Data entries:
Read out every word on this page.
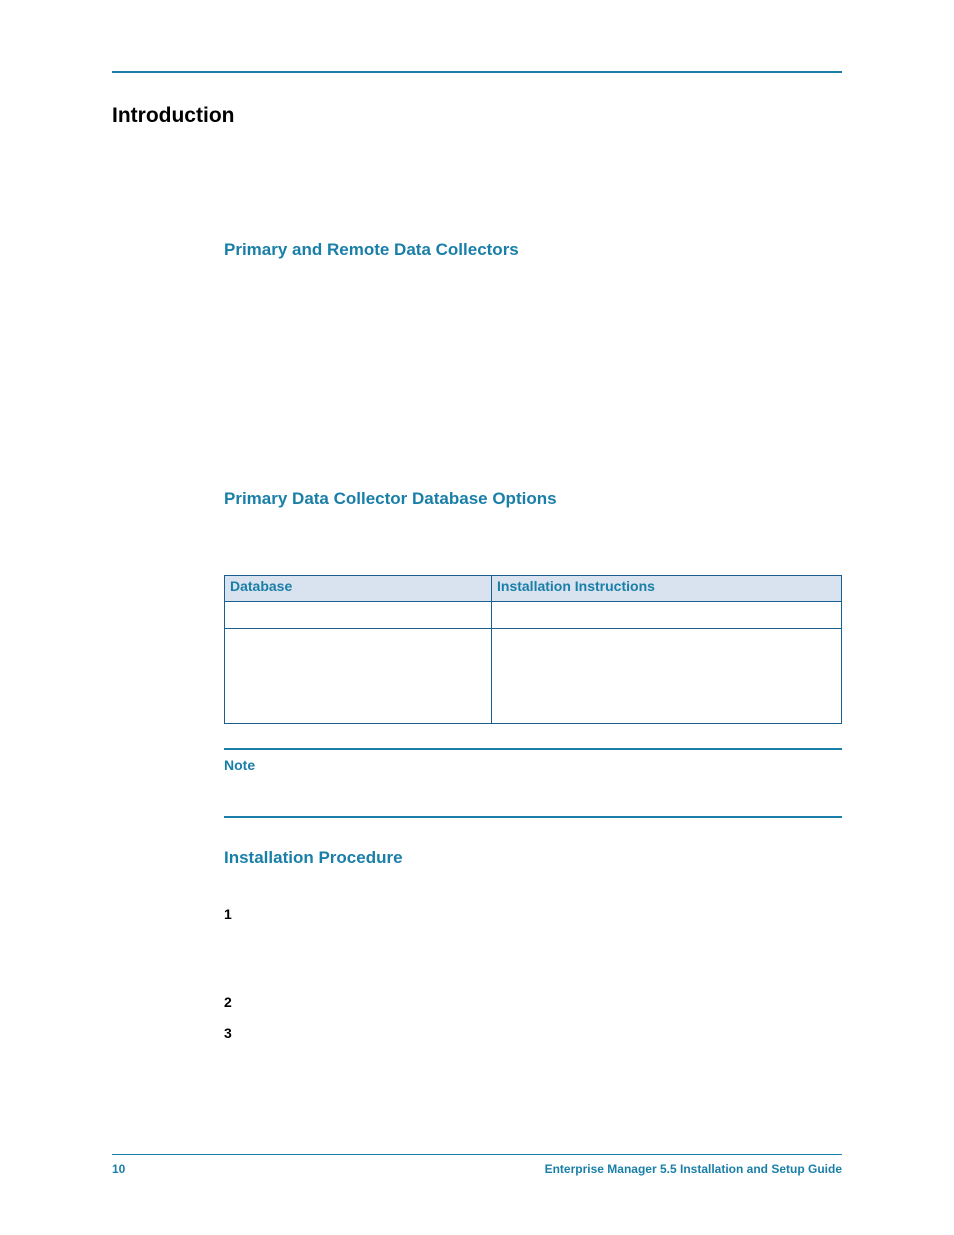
Introduction
Primary and Remote Data Collectors
Primary Data Collector Database Options
Database	Installation Instructions

Note
Installation Procedure
1
2
3
10	Enterprise Manager 5.5 Installation and Setup Guide
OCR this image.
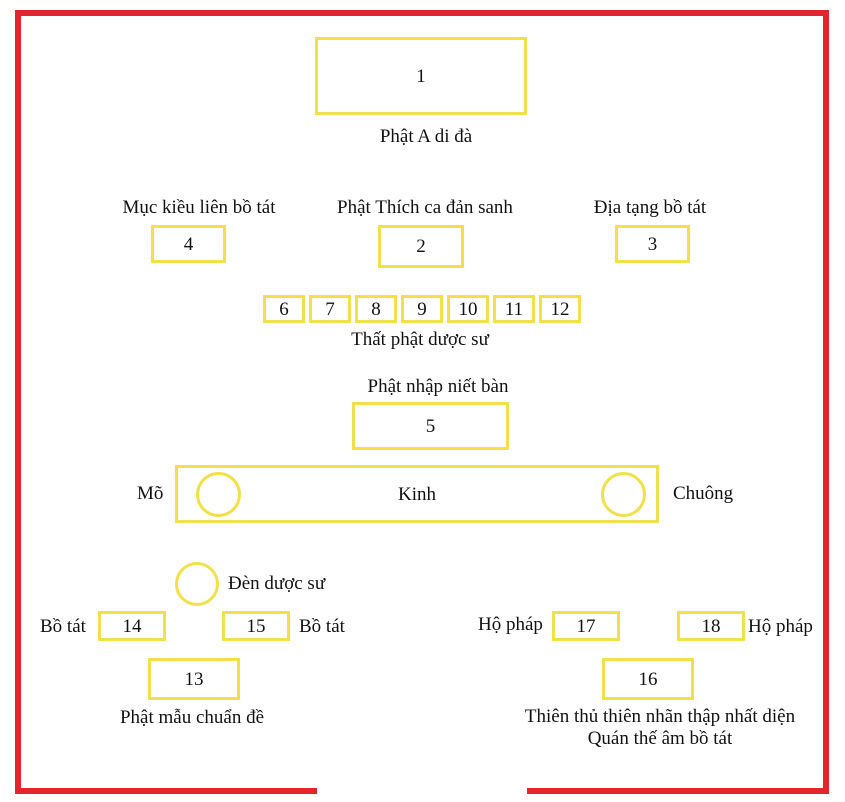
1
Phật A di đà
Mục kiều liên bồ tát
4
Phật Thích ca đản sanh
2
Địa tạng bồ tát
3
6	7	8	9	10	11	12
Thất phật dược sư
Phật nhập niết bàn
5
Mõ	Kinh	Chuông
Đèn dược sư
Bồ tát	14	15	Bồ tát
13
Phật mẫu chuẩn đề
Hộ pháp	17	18	Hộ pháp
16
Thiên thủ thiên nhãn thập nhất diện
Quán thế âm bồ tát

» TASK OBJECTIVE
Output the line that contains "OCR this image." and every subsequent line through the end of the entries, exactly as given, without pictures.

» RESULT OF THE EXERCISE
OCR this image.
1
Phật A di đà
Mục kiều liên bồ tát
4
Phật Thích ca đản sanh
2
Địa tạng bồ tát
3
6	7	8	9	10	11	12
Thất phật dược sư
Phật nhập niết bàn
5
Mõ	Kinh	Chuông
Đèn dược sư
Bồ tát	14	15	Bồ tát
13
Phật mẫu chuẩn đề
Hộ pháp	17	18	Hộ pháp
16
Thiên thủ thiên nhãn thập nhất diện
Quán thế âm bồ tát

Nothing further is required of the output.